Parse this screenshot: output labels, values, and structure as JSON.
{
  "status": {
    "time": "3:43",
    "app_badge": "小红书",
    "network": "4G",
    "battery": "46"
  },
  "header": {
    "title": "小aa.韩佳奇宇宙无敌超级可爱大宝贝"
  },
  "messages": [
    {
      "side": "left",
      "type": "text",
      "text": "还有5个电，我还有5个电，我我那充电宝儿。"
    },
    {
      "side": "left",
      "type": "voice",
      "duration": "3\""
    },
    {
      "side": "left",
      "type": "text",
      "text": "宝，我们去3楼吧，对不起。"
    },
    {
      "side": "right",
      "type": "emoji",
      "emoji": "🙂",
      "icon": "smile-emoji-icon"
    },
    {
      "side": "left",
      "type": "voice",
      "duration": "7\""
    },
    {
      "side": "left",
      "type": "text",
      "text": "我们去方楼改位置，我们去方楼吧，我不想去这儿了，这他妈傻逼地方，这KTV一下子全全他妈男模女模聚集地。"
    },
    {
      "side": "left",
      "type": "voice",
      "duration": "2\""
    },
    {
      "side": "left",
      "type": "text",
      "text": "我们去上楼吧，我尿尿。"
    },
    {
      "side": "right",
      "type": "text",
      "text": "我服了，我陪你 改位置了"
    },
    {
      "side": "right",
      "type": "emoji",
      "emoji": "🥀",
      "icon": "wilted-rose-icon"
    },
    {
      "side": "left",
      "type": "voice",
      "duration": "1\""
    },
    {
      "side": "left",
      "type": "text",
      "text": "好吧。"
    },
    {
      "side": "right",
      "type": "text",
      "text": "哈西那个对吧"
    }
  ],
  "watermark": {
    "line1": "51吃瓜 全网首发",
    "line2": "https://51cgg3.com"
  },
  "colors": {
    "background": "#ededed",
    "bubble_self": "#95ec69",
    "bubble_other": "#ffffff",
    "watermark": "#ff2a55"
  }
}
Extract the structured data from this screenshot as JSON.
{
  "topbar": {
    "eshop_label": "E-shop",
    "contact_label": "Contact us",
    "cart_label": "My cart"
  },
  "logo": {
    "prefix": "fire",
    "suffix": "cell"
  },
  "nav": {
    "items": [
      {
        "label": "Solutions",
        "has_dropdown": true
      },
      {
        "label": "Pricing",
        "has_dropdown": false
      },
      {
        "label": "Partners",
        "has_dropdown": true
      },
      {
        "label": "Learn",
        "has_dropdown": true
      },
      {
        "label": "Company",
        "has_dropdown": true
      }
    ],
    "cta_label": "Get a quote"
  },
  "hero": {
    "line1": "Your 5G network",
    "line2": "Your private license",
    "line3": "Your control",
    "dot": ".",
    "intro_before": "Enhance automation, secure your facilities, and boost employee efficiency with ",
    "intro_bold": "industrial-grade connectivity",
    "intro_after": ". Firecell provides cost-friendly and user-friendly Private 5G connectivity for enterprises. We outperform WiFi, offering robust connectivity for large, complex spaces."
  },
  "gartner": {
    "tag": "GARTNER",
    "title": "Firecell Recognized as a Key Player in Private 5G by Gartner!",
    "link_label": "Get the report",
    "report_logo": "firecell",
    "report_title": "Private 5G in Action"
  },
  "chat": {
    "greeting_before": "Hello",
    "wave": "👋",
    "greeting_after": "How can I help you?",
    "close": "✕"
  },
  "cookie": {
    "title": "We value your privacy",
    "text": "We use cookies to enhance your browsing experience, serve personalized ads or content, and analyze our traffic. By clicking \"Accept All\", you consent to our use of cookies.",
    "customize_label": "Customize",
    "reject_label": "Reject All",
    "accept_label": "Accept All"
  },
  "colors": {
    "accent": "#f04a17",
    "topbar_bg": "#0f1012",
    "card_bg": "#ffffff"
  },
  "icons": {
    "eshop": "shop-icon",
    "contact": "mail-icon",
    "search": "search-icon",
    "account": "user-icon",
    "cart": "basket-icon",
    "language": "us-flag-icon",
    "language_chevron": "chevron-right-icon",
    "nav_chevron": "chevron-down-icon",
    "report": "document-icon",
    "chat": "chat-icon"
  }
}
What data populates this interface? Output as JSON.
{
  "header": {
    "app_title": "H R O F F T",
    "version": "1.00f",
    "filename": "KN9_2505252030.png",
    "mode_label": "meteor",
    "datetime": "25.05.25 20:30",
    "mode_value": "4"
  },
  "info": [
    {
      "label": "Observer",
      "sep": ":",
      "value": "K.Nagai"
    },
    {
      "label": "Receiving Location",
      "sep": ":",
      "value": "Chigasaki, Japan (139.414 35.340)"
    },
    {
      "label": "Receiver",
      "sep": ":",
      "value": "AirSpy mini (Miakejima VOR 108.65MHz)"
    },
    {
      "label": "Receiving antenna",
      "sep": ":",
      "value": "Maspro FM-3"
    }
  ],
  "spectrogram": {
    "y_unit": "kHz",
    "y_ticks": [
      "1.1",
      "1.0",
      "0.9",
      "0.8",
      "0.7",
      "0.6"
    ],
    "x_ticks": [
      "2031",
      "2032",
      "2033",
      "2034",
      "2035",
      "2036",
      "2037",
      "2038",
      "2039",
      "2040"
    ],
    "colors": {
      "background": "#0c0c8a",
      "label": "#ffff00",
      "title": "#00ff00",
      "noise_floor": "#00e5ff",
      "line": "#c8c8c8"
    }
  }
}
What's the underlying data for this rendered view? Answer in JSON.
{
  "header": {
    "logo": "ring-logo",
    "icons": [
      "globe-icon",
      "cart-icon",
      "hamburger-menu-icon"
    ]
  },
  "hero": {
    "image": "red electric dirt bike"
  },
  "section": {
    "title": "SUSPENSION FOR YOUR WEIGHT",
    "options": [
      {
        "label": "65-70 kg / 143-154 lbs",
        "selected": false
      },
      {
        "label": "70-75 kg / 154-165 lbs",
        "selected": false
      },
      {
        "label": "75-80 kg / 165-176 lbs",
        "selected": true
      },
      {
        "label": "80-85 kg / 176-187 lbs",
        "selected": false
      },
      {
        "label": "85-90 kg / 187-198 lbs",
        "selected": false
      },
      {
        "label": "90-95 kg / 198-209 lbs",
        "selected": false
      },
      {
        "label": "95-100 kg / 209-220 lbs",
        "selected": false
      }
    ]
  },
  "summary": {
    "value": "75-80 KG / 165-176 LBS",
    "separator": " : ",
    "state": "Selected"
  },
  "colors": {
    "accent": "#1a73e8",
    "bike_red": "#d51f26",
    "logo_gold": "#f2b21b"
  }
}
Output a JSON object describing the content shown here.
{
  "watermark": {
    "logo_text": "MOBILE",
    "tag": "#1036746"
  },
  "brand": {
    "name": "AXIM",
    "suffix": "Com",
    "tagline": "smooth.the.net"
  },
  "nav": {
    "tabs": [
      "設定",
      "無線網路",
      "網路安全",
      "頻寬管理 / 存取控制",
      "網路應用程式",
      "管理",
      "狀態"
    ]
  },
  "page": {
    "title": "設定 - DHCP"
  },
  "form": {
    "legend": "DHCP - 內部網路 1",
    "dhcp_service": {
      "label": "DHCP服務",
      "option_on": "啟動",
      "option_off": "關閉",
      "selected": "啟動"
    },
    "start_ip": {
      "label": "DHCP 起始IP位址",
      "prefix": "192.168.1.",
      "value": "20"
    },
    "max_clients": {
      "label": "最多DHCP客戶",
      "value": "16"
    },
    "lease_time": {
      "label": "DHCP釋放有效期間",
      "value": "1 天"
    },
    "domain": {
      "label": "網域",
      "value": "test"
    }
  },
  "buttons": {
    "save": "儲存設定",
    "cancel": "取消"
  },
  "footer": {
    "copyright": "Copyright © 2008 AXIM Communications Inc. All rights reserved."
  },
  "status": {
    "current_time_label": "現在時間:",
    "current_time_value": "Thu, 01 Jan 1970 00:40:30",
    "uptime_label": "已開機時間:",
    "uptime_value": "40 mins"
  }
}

=-=-=-=-=

**Instruction:**
Count the lines in the records above that hold the word "cart", and give only that number.

**Solution to this problem:**
3